# EXTRACTED INFORMATION start

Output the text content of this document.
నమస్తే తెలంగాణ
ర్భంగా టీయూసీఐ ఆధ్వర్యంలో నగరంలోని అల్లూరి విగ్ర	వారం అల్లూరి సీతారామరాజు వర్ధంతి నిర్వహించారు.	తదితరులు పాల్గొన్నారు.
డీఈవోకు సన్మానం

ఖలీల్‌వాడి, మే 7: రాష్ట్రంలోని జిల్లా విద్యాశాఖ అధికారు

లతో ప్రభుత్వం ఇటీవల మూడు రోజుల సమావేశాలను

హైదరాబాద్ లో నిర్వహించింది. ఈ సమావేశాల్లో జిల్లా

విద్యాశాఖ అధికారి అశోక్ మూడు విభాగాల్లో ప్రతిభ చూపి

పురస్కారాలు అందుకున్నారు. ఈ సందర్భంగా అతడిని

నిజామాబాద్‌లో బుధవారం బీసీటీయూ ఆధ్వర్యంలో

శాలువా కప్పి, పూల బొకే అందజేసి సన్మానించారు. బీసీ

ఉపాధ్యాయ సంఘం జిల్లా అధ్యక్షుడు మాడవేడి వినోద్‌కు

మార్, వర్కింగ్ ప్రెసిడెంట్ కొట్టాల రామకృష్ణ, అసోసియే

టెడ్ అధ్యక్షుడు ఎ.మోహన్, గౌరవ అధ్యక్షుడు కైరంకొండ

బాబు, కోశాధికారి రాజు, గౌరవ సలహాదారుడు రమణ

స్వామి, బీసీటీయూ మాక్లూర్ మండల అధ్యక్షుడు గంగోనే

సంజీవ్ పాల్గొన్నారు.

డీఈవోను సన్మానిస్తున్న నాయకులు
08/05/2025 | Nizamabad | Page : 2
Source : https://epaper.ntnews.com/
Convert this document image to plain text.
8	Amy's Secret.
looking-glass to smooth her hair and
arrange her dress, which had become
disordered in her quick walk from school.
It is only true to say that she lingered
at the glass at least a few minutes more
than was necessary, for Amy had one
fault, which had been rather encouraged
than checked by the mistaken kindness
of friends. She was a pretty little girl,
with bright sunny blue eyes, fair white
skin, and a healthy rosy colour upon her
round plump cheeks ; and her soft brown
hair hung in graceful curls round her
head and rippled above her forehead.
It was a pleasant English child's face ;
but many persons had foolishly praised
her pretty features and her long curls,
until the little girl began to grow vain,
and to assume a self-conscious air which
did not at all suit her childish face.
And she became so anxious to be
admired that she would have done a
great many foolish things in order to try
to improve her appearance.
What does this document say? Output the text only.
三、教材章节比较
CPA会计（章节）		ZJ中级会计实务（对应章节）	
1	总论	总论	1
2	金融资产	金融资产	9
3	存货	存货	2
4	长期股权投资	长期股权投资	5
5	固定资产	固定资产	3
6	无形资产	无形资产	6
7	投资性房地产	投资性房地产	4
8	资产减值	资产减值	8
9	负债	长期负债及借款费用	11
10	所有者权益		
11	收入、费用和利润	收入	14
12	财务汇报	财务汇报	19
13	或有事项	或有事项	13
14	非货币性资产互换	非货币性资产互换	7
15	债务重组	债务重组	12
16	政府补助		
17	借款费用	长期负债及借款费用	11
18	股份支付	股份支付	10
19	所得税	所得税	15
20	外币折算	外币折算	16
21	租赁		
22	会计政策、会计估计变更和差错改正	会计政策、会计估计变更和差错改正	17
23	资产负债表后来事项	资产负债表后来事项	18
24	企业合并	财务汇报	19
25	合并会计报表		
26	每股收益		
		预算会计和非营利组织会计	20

# EXTRACTED INFORMATION end

> **WHAT THE TASK ASKS**: Please restate the data word for word, every record included.

> **SOLUTION TO THIS TASK**:
Output the text content of this document.
నమస్తే తెలంగాణ
ర్భంగా టీయూసీఐ ఆధ్వర్యంలో నగరంలోని అల్లూరి విగ్ర	వారం అల్లూరి సీతారామరాజు వర్ధంతి నిర్వహించారు.	తదితరులు పాల్గొన్నారు.
డీఈవోకు సన్మానం

ఖలీల్‌వాడి, మే 7: రాష్ట్రంలోని జిల్లా విద్యాశాఖ అధికారు

లతో ప్రభుత్వం ఇటీవల మూడు రోజుల సమావేశాలను

హైదరాబాద్ లో నిర్వహించింది. ఈ సమావేశాల్లో జిల్లా

విద్యాశాఖ అధికారి అశోక్ మూడు విభాగాల్లో ప్రతిభ చూపి

పురస్కారాలు అందుకున్నారు. ఈ సందర్భంగా అతడిని

నిజామాబాద్‌లో బుధవారం బీసీటీయూ ఆధ్వర్యంలో

శాలువా కప్పి, పూల బొకే అందజేసి సన్మానించారు. బీసీ

ఉపాధ్యాయ సంఘం జిల్లా అధ్యక్షుడు మాడవేడి వినోద్‌కు

మార్, వర్కింగ్ ప్రెసిడెంట్ కొట్టాల రామకృష్ణ, అసోసియే

టెడ్ అధ్యక్షుడు ఎ.మోహన్, గౌరవ అధ్యక్షుడు కైరంకొండ

బాబు, కోశాధికారి రాజు, గౌరవ సలహాదారుడు రమణ

స్వామి, బీసీటీయూ మాక్లూర్ మండల అధ్యక్షుడు గంగోనే

సంజీవ్ పాల్గొన్నారు.

డీఈవోను సన్మానిస్తున్న నాయకులు
08/05/2025 | Nizamabad | Page : 2
Source : https://epaper.ntnews.com/
Convert this document image to plain text.
8	Amy's Secret.
looking-glass to smooth her hair and
arrange her dress, which had become
disordered in her quick walk from school.
It is only true to say that she lingered
at the glass at least a few minutes more
than was necessary, for Amy had one
fault, which had been rather encouraged
than checked by the mistaken kindness
of friends. She was a pretty little girl,
with bright sunny blue eyes, fair white
skin, and a healthy rosy colour upon her
round plump cheeks ; and her soft brown
hair hung in graceful curls round her
head and rippled above her forehead.
It was a pleasant English child's face ;
but many persons had foolishly praised
her pretty features and her long curls,
until the little girl began to grow vain,
and to assume a self-conscious air which
did not at all suit her childish face.
And she became so anxious to be
admired that she would have done a
great many foolish things in order to try
to improve her appearance.
What does this document say? Output the text only.
三、教材章节比较
CPA会计（章节）		ZJ中级会计实务（对应章节）	
1	总论	总论	1
2	金融资产	金融资产	9
3	存货	存货	2
4	长期股权投资	长期股权投资	5
5	固定资产	固定资产	3
6	无形资产	无形资产	6
7	投资性房地产	投资性房地产	4
8	资产减值	资产减值	8
9	负债	长期负债及借款费用	11
10	所有者权益		
11	收入、费用和利润	收入	14
12	财务汇报	财务汇报	19
13	或有事项	或有事项	13
14	非货币性资产互换	非货币性资产互换	7
15	债务重组	债务重组	12
16	政府补助		
17	借款费用	长期负债及借款费用	11
18	股份支付	股份支付	10
19	所得税	所得税	15
20	外币折算	外币折算	16
21	租赁		
22	会计政策、会计估计变更和差错改正	会计政策、会计估计变更和差错改正	17
23	资产负债表后来事项	资产负债表后来事项	18
24	企业合并	财务汇报	19
25	合并会计报表		
26	每股收益		
		预算会计和非营利组织会计	20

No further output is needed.